## PROBLEM TO SOLVE
Below are some records. Say how many of their lines include the string "broadcasted", giving only the number.

(Data extracted from a collection)
►
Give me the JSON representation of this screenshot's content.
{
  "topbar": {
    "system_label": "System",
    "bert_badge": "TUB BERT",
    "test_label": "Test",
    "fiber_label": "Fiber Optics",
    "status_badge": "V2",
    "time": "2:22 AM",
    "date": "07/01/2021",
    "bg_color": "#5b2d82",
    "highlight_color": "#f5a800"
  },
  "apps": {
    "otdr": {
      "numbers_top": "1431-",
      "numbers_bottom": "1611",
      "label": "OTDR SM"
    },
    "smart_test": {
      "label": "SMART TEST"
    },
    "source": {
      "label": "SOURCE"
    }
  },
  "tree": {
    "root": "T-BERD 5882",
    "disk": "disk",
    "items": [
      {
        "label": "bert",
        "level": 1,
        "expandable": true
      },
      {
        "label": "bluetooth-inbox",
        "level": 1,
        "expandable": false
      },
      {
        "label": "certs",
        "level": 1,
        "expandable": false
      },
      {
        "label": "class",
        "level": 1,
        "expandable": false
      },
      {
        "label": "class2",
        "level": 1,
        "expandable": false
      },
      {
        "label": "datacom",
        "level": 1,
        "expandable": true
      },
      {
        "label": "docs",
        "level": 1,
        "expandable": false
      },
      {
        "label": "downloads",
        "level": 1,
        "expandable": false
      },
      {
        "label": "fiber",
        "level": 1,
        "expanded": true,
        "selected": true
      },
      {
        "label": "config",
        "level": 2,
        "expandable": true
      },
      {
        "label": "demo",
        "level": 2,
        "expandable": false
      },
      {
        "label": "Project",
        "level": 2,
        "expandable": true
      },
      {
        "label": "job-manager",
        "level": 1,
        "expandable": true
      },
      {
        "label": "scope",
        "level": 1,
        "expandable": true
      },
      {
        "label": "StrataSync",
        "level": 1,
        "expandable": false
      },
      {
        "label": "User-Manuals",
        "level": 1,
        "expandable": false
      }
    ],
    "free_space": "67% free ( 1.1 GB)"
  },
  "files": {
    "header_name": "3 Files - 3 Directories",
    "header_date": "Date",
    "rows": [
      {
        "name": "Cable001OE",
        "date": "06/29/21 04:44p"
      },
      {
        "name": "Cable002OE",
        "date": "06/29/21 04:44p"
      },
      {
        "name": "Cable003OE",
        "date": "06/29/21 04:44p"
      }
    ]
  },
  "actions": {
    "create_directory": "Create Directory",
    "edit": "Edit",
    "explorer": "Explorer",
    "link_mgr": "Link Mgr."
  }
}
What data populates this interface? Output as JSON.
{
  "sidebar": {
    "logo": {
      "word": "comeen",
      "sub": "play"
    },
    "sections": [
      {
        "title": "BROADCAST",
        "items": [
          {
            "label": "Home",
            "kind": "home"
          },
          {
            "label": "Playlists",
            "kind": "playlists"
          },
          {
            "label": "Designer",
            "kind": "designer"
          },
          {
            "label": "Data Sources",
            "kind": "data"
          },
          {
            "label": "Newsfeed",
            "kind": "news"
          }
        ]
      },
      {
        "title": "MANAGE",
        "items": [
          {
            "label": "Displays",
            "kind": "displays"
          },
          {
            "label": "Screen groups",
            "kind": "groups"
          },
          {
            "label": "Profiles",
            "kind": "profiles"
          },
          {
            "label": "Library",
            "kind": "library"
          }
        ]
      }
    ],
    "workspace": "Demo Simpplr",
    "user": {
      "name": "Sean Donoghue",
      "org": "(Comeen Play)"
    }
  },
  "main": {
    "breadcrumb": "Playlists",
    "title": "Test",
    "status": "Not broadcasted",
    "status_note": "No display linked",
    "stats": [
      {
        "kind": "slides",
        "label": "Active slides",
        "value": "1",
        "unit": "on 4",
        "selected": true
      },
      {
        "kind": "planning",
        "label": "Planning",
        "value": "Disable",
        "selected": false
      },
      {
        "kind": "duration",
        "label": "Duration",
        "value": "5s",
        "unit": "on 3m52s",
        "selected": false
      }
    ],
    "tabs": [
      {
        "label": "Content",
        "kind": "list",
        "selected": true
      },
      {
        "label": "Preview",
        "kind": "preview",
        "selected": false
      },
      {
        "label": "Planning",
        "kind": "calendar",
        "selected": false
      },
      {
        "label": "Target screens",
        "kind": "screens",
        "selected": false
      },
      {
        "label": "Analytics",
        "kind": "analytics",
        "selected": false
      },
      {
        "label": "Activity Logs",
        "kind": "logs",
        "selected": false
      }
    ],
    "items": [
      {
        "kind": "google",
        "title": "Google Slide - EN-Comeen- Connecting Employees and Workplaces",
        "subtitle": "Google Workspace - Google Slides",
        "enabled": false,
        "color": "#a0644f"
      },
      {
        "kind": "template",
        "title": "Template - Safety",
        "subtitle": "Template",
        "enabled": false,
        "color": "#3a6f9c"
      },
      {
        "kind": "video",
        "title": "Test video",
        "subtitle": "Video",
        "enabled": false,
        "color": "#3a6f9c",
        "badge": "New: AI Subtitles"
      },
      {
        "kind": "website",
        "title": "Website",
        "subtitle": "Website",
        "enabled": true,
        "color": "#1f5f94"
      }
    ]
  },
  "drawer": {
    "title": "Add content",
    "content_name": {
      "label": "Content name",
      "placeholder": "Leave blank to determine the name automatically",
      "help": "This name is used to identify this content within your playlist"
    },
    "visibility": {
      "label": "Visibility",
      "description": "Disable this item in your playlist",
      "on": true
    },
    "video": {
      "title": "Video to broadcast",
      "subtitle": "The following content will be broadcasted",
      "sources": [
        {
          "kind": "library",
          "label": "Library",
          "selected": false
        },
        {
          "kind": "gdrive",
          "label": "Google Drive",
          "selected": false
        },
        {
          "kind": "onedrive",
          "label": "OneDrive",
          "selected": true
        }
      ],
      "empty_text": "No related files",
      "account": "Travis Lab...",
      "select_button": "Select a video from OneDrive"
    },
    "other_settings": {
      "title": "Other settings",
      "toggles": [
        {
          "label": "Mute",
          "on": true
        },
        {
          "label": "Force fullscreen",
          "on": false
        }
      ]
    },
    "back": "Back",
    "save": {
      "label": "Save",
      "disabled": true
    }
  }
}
◄
## WRITTEN RESPONSE
2